> **WHAT THE EXERCISE ASKS**: Copy out, word for word, the lines of the listing from the line with "reflection-title: 【学习反思】 (114, 1197, 205, 1215)" to the line with "jia-xtick-40: 40 (491, 1061, 506, 1077)", inclusive.

****************

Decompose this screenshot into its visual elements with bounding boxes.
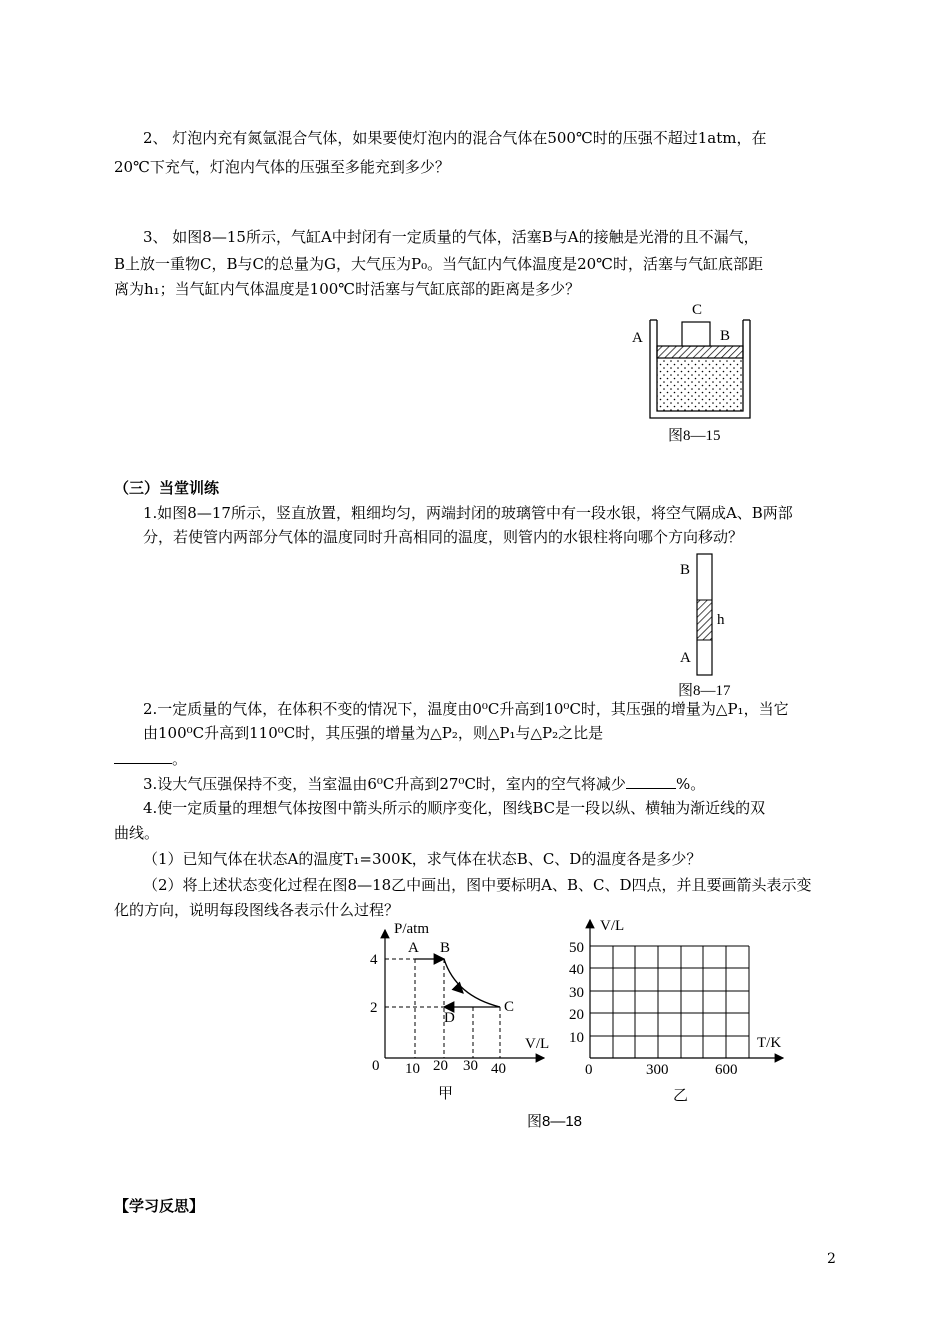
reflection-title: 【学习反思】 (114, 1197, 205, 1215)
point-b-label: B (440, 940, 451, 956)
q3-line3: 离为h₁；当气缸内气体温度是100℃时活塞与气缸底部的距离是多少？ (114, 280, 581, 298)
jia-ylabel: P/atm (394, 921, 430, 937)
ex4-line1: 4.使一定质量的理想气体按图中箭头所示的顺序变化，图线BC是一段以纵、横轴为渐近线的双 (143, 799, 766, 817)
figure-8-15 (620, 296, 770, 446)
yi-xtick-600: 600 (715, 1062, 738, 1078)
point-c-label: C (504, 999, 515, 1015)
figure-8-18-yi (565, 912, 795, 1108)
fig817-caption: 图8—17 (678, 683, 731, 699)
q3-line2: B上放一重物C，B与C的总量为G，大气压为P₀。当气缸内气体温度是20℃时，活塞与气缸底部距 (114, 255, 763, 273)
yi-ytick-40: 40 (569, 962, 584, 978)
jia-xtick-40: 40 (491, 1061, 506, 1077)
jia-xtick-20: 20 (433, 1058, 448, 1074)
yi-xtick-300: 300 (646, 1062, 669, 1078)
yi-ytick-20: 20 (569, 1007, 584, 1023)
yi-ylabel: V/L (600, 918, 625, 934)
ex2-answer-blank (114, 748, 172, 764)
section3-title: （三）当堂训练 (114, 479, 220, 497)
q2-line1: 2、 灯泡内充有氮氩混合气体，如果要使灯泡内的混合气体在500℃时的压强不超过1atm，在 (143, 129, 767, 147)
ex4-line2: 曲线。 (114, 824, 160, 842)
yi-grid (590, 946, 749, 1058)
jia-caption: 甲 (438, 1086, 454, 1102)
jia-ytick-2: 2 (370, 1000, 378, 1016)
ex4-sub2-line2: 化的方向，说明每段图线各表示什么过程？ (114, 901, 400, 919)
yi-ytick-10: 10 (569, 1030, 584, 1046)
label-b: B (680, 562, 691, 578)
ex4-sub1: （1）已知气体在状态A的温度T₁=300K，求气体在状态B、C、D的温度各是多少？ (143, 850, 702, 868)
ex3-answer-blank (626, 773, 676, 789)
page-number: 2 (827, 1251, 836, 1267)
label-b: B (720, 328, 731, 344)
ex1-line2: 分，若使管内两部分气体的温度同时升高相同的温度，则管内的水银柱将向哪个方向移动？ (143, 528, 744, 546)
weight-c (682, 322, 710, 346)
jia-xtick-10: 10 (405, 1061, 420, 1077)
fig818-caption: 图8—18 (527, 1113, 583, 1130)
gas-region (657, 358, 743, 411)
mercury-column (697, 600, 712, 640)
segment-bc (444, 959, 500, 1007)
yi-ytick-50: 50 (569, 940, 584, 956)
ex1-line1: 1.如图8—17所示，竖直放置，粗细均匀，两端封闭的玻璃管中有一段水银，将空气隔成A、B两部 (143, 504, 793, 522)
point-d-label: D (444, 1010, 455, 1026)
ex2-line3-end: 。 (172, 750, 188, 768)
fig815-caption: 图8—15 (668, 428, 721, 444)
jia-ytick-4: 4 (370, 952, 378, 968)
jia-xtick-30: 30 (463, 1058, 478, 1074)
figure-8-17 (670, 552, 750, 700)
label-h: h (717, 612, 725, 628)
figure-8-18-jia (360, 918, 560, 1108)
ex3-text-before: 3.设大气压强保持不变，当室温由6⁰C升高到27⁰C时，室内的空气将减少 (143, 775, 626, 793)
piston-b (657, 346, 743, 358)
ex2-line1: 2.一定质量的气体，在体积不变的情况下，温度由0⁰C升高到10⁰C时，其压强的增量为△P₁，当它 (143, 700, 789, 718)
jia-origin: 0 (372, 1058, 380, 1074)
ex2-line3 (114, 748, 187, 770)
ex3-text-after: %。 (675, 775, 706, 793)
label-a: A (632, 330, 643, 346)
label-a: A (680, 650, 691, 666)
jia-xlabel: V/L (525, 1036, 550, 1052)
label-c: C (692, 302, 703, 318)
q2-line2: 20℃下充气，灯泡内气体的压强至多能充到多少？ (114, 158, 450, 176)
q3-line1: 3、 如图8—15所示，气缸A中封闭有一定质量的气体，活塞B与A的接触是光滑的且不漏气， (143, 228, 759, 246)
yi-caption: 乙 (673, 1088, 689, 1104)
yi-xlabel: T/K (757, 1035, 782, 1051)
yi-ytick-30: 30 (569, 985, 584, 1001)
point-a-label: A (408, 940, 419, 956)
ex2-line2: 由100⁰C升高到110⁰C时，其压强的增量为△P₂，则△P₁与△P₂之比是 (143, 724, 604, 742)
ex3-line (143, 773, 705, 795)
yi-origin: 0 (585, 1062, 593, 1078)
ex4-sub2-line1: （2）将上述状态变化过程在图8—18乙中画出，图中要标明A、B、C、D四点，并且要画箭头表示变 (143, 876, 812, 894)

****************

> **THE RESULT**:
reflection-title: 【学习反思】 (114, 1197, 205, 1215)
point-b-label: B (440, 940, 451, 956)
q3-line3: 离为h₁；当气缸内气体温度是100℃时活塞与气缸底部的距离是多少？ (114, 280, 581, 298)
jia-ylabel: P/atm (394, 921, 430, 937)
ex4-line1: 4.使一定质量的理想气体按图中箭头所示的顺序变化，图线BC是一段以纵、横轴为渐近线的双 (143, 799, 766, 817)
figure-8-15 (620, 296, 770, 446)
yi-xtick-600: 600 (715, 1062, 738, 1078)
point-c-label: C (504, 999, 515, 1015)
figure-8-18-yi (565, 912, 795, 1108)
fig817-caption: 图8—17 (678, 683, 731, 699)
q3-line2: B上放一重物C，B与C的总量为G，大气压为P₀。当气缸内气体温度是20℃时，活塞与气缸底部距 (114, 255, 763, 273)
yi-ytick-40: 40 (569, 962, 584, 978)
jia-xtick-40: 40 (491, 1061, 506, 1077)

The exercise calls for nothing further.